- [What you should do]
Write out all of the lines below, exactly and completely.

A run of records
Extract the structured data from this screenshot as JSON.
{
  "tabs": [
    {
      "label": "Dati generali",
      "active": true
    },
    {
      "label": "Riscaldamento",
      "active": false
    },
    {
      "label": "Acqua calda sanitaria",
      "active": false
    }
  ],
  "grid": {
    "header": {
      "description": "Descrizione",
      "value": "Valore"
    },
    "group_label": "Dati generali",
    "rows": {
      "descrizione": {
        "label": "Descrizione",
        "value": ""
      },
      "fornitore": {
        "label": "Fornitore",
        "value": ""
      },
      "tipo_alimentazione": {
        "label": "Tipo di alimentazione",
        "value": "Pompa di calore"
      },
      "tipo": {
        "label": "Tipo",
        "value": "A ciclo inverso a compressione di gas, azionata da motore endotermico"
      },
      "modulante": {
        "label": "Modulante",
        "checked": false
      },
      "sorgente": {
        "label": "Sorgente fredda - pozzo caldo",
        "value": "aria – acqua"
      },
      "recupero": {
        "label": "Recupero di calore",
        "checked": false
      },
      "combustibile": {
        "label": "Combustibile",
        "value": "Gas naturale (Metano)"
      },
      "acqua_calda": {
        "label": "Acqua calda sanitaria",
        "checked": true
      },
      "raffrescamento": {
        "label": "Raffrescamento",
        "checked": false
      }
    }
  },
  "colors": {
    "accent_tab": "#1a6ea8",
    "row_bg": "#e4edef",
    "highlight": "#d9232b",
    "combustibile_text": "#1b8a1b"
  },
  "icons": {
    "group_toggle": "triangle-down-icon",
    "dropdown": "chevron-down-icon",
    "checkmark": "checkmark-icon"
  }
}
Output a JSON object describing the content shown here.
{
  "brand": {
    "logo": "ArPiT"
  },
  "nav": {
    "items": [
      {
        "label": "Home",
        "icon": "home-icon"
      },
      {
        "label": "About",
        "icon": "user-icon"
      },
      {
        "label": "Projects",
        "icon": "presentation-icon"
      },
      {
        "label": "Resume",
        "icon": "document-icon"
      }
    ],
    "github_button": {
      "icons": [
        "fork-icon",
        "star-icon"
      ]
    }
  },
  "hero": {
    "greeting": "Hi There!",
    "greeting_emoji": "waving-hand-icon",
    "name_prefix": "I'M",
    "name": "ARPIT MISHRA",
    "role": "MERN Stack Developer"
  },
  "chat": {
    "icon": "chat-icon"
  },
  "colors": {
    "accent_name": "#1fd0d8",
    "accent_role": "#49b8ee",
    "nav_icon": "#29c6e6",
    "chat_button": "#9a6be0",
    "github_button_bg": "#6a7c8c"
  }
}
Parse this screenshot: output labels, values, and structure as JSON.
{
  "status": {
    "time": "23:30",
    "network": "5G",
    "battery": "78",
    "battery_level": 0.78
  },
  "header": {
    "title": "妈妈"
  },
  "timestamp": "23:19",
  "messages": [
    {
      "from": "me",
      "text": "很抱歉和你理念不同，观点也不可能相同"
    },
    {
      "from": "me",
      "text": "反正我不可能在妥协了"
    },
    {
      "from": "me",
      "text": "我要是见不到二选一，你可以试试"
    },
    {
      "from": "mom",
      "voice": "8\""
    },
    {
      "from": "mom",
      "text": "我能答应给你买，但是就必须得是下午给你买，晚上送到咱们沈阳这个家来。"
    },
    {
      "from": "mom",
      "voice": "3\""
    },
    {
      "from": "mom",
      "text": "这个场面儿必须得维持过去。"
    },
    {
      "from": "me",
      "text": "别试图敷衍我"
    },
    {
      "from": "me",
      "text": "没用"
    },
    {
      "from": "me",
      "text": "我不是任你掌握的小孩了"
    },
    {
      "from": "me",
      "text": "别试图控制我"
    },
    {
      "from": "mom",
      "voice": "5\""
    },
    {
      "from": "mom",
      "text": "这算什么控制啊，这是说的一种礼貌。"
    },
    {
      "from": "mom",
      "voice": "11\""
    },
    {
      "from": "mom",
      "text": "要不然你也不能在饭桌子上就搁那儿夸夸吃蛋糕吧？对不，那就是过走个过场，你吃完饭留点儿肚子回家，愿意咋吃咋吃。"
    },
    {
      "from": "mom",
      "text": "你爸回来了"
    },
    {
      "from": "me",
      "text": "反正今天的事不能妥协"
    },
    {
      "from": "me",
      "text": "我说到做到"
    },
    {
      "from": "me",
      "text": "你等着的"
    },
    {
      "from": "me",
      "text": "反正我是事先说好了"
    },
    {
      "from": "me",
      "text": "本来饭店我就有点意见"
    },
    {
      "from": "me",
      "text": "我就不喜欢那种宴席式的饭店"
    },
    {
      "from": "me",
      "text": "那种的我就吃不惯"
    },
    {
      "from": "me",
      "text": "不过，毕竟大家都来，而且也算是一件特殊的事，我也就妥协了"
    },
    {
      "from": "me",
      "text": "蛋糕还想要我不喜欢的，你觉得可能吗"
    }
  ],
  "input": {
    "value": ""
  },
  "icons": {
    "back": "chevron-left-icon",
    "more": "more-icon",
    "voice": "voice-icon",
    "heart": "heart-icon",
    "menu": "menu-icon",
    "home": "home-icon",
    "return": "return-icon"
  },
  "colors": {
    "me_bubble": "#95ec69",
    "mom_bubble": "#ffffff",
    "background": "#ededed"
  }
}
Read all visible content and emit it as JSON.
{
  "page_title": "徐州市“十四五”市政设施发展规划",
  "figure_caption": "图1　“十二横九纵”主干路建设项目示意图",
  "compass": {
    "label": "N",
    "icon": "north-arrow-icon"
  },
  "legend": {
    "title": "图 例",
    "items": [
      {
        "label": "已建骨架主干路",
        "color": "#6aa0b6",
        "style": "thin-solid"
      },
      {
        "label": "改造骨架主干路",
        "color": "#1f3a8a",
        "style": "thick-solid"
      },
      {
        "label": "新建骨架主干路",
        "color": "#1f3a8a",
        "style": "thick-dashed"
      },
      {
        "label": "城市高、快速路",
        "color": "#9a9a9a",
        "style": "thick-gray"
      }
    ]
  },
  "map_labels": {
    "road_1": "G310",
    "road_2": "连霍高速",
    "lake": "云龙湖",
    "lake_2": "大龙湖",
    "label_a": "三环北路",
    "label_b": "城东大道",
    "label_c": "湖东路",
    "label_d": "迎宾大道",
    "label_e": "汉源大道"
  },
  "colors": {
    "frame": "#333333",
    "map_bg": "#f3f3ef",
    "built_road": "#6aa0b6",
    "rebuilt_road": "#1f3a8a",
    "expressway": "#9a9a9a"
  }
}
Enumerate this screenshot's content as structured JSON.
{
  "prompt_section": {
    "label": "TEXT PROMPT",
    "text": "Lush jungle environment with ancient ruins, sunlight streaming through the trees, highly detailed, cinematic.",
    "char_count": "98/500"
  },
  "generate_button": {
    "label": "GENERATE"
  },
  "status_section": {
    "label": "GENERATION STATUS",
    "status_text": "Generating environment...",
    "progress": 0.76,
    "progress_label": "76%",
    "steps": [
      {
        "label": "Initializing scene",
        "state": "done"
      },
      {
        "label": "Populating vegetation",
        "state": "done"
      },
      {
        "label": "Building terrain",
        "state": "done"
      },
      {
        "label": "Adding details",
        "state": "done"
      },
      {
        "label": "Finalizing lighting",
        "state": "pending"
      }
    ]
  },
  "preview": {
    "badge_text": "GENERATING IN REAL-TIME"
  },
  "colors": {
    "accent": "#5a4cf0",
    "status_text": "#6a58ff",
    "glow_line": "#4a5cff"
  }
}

- [Reply]
Extract the structured data from this screenshot as JSON.
{
  "tabs": [
    {
      "label": "Dati generali",
      "active": true
    },
    {
      "label": "Riscaldamento",
      "active": false
    },
    {
      "label": "Acqua calda sanitaria",
      "active": false
    }
  ],
  "grid": {
    "header": {
      "description": "Descrizione",
      "value": "Valore"
    },
    "group_label": "Dati generali",
    "rows": {
      "descrizione": {
        "label": "Descrizione",
        "value": ""
      },
      "fornitore": {
        "label": "Fornitore",
        "value": ""
      },
      "tipo_alimentazione": {
        "label": "Tipo di alimentazione",
        "value": "Pompa di calore"
      },
      "tipo": {
        "label": "Tipo",
        "value": "A ciclo inverso a compressione di gas, azionata da motore endotermico"
      },
      "modulante": {
        "label": "Modulante",
        "checked": false
      },
      "sorgente": {
        "label": "Sorgente fredda - pozzo caldo",
        "value": "aria – acqua"
      },
      "recupero": {
        "label": "Recupero di calore",
        "checked": false
      },
      "combustibile": {
        "label": "Combustibile",
        "value": "Gas naturale (Metano)"
      },
      "acqua_calda": {
        "label": "Acqua calda sanitaria",
        "checked": true
      },
      "raffrescamento": {
        "label": "Raffrescamento",
        "checked": false
      }
    }
  },
  "colors": {
    "accent_tab": "#1a6ea8",
    "row_bg": "#e4edef",
    "highlight": "#d9232b",
    "combustibile_text": "#1b8a1b"
  },
  "icons": {
    "group_toggle": "triangle-down-icon",
    "dropdown": "chevron-down-icon",
    "checkmark": "checkmark-icon"
  }
}
Output a JSON object describing the content shown here.
{
  "brand": {
    "logo": "ArPiT"
  },
  "nav": {
    "items": [
      {
        "label": "Home",
        "icon": "home-icon"
      },
      {
        "label": "About",
        "icon": "user-icon"
      },
      {
        "label": "Projects",
        "icon": "presentation-icon"
      },
      {
        "label": "Resume",
        "icon": "document-icon"
      }
    ],
    "github_button": {
      "icons": [
        "fork-icon",
        "star-icon"
      ]
    }
  },
  "hero": {
    "greeting": "Hi There!",
    "greeting_emoji": "waving-hand-icon",
    "name_prefix": "I'M",
    "name": "ARPIT MISHRA",
    "role": "MERN Stack Developer"
  },
  "chat": {
    "icon": "chat-icon"
  },
  "colors": {
    "accent_name": "#1fd0d8",
    "accent_role": "#49b8ee",
    "nav_icon": "#29c6e6",
    "chat_button": "#9a6be0",
    "github_button_bg": "#6a7c8c"
  }
}
Parse this screenshot: output labels, values, and structure as JSON.
{
  "status": {
    "time": "23:30",
    "network": "5G",
    "battery": "78",
    "battery_level": 0.78
  },
  "header": {
    "title": "妈妈"
  },
  "timestamp": "23:19",
  "messages": [
    {
      "from": "me",
      "text": "很抱歉和你理念不同，观点也不可能相同"
    },
    {
      "from": "me",
      "text": "反正我不可能在妥协了"
    },
    {
      "from": "me",
      "text": "我要是见不到二选一，你可以试试"
    },
    {
      "from": "mom",
      "voice": "8\""
    },
    {
      "from": "mom",
      "text": "我能答应给你买，但是就必须得是下午给你买，晚上送到咱们沈阳这个家来。"
    },
    {
      "from": "mom",
      "voice": "3\""
    },
    {
      "from": "mom",
      "text": "这个场面儿必须得维持过去。"
    },
    {
      "from": "me",
      "text": "别试图敷衍我"
    },
    {
      "from": "me",
      "text": "没用"
    },
    {
      "from": "me",
      "text": "我不是任你掌握的小孩了"
    },
    {
      "from": "me",
      "text": "别试图控制我"
    },
    {
      "from": "mom",
      "voice": "5\""
    },
    {
      "from": "mom",
      "text": "这算什么控制啊，这是说的一种礼貌。"
    },
    {
      "from": "mom",
      "voice": "11\""
    },
    {
      "from": "mom",
      "text": "要不然你也不能在饭桌子上就搁那儿夸夸吃蛋糕吧？对不，那就是过走个过场，你吃完饭留点儿肚子回家，愿意咋吃咋吃。"
    },
    {
      "from": "mom",
      "text": "你爸回来了"
    },
    {
      "from": "me",
      "text": "反正今天的事不能妥协"
    },
    {
      "from": "me",
      "text": "我说到做到"
    },
    {
      "from": "me",
      "text": "你等着的"
    },
    {
      "from": "me",
      "text": "反正我是事先说好了"
    },
    {
      "from": "me",
      "text": "本来饭店我就有点意见"
    },
    {
      "from": "me",
      "text": "我就不喜欢那种宴席式的饭店"
    },
    {
      "from": "me",
      "text": "那种的我就吃不惯"
    },
    {
      "from": "me",
      "text": "不过，毕竟大家都来，而且也算是一件特殊的事，我也就妥协了"
    },
    {
      "from": "me",
      "text": "蛋糕还想要我不喜欢的，你觉得可能吗"
    }
  ],
  "input": {
    "value": ""
  },
  "icons": {
    "back": "chevron-left-icon",
    "more": "more-icon",
    "voice": "voice-icon",
    "heart": "heart-icon",
    "menu": "menu-icon",
    "home": "home-icon",
    "return": "return-icon"
  },
  "colors": {
    "me_bubble": "#95ec69",
    "mom_bubble": "#ffffff",
    "background": "#ededed"
  }
}
Read all visible content and emit it as JSON.
{
  "page_title": "徐州市“十四五”市政设施发展规划",
  "figure_caption": "图1　“十二横九纵”主干路建设项目示意图",
  "compass": {
    "label": "N",
    "icon": "north-arrow-icon"
  },
  "legend": {
    "title": "图 例",
    "items": [
      {
        "label": "已建骨架主干路",
        "color": "#6aa0b6",
        "style": "thin-solid"
      },
      {
        "label": "改造骨架主干路",
        "color": "#1f3a8a",
        "style": "thick-solid"
      },
      {
        "label": "新建骨架主干路",
        "color": "#1f3a8a",
        "style": "thick-dashed"
      },
      {
        "label": "城市高、快速路",
        "color": "#9a9a9a",
        "style": "thick-gray"
      }
    ]
  },
  "map_labels": {
    "road_1": "G310",
    "road_2": "连霍高速",
    "lake": "云龙湖",
    "lake_2": "大龙湖",
    "label_a": "三环北路",
    "label_b": "城东大道",
    "label_c": "湖东路",
    "label_d": "迎宾大道",
    "label_e": "汉源大道"
  },
  "colors": {
    "frame": "#333333",
    "map_bg": "#f3f3ef",
    "built_road": "#6aa0b6",
    "rebuilt_road": "#1f3a8a",
    "expressway": "#9a9a9a"
  }
}
Enumerate this screenshot's content as structured JSON.
{
  "prompt_section": {
    "label": "TEXT PROMPT",
    "text": "Lush jungle environment with ancient ruins, sunlight streaming through the trees, highly detailed, cinematic.",
    "char_count": "98/500"
  },
  "generate_button": {
    "label": "GENERATE"
  },
  "status_section": {
    "label": "GENERATION STATUS",
    "status_text": "Generating environment...",
    "progress": 0.76,
    "progress_label": "76%",
    "steps": [
      {
        "label": "Initializing scene",
        "state": "done"
      },
      {
        "label": "Populating vegetation",
        "state": "done"
      },
      {
        "label": "Building terrain",
        "state": "done"
      },
      {
        "label": "Adding details",
        "state": "done"
      },
      {
        "label": "Finalizing lighting",
        "state": "pending"
      }
    ]
  },
  "preview": {
    "badge_text": "GENERATING IN REAL-TIME"
  },
  "colors": {
    "accent": "#5a4cf0",
    "status_text": "#6a58ff",
    "glow_line": "#4a5cff"
  }
}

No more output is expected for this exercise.